◆ **To do**
Check each line of the listing, and copy it if it contains the word "down".

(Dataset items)
>>>

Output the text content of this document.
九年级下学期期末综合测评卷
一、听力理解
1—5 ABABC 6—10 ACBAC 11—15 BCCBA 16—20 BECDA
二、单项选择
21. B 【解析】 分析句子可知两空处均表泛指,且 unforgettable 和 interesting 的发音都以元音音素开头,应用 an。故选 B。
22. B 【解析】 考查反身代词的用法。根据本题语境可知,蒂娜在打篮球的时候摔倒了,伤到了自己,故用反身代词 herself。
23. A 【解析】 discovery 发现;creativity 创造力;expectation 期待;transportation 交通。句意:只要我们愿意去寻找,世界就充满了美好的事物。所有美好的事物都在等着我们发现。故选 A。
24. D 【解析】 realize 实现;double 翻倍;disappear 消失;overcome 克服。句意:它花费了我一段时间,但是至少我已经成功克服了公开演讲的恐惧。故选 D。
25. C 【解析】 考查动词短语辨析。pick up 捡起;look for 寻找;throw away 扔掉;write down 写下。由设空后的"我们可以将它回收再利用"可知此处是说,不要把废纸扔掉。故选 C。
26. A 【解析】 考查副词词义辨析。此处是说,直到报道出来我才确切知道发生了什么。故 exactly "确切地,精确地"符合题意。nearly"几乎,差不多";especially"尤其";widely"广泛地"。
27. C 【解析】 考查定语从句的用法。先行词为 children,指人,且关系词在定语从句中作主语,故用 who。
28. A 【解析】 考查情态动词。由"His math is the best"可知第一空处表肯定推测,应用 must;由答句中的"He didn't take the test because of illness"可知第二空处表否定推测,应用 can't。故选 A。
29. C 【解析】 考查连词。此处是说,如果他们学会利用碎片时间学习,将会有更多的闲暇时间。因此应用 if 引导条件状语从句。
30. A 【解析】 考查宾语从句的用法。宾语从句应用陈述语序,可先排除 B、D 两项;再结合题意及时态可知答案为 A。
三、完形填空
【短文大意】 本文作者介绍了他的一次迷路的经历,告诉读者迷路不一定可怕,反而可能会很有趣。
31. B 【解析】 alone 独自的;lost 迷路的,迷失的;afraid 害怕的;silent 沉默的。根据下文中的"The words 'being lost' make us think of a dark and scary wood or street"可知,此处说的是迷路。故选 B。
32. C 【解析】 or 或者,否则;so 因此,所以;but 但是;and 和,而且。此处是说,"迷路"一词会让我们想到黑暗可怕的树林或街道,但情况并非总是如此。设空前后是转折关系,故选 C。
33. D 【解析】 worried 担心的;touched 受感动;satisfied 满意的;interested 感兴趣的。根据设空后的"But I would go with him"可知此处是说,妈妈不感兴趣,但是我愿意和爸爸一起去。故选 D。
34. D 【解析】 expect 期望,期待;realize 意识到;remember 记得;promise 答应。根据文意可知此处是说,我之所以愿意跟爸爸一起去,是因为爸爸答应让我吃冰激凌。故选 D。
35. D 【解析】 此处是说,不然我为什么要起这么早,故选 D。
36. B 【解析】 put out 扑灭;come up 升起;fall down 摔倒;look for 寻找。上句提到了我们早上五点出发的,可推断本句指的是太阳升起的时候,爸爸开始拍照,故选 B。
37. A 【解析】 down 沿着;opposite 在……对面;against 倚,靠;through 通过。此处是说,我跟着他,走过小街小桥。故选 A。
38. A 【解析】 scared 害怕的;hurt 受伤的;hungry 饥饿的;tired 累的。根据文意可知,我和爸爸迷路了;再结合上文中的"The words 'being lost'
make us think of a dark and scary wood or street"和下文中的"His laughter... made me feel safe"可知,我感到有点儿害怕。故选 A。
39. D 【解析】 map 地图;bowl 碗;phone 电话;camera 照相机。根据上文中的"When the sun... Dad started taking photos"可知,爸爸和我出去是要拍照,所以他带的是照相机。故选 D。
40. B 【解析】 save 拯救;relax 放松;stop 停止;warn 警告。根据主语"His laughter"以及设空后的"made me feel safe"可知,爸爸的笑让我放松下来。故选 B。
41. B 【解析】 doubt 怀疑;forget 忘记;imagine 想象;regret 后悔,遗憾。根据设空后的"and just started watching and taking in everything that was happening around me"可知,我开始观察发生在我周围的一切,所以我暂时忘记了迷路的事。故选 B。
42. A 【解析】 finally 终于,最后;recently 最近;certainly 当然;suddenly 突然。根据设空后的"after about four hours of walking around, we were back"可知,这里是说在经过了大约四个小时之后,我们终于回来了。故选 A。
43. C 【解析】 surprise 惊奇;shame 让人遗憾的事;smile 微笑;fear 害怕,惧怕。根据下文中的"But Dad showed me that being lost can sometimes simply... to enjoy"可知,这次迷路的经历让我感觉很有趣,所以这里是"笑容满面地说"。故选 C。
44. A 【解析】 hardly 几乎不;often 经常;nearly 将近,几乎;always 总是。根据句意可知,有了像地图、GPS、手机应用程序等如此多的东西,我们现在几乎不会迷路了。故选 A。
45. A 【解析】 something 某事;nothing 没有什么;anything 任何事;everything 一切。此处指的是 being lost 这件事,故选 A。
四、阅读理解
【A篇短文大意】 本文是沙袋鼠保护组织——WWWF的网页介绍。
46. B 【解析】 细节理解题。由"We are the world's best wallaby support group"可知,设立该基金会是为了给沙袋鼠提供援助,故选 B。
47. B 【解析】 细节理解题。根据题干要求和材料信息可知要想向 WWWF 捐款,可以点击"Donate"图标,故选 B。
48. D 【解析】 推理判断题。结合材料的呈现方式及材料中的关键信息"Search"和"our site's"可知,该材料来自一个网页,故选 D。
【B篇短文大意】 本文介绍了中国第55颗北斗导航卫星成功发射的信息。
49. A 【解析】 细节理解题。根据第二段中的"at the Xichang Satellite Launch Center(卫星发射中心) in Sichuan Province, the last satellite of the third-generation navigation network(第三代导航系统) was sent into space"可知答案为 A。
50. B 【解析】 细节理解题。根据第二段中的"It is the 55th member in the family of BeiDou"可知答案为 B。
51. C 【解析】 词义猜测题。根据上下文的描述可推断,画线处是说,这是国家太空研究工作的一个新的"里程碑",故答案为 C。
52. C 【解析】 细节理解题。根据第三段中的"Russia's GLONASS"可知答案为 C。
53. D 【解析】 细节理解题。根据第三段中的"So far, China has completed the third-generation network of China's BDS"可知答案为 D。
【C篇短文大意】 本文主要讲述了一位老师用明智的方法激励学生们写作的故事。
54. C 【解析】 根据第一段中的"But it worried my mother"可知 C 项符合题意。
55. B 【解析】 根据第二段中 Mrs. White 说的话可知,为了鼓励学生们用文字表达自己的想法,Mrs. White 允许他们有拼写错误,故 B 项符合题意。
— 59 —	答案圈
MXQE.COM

<<<

◆ **Answer to this problem**
25. C 【解析】 考查动词短语辨析。pick up 捡起;look for 寻找;throw away 扔掉;write down 写下。由设空后的"我们可以将它回收再利用"可知此处是说,不要把废纸扔掉。故选 C。
36. B 【解析】 put out 扑灭;come up 升起;fall down 摔倒;look for 寻找。上句提到了我们早上五点出发的,可推断本句指的是太阳升起的时候,爸爸开始拍照,故选 B。
37. A 【解析】 down 沿着;opposite 在……对面;against 倚,靠;through 通过。此处是说,我跟着他,走过小街小桥。故选 A。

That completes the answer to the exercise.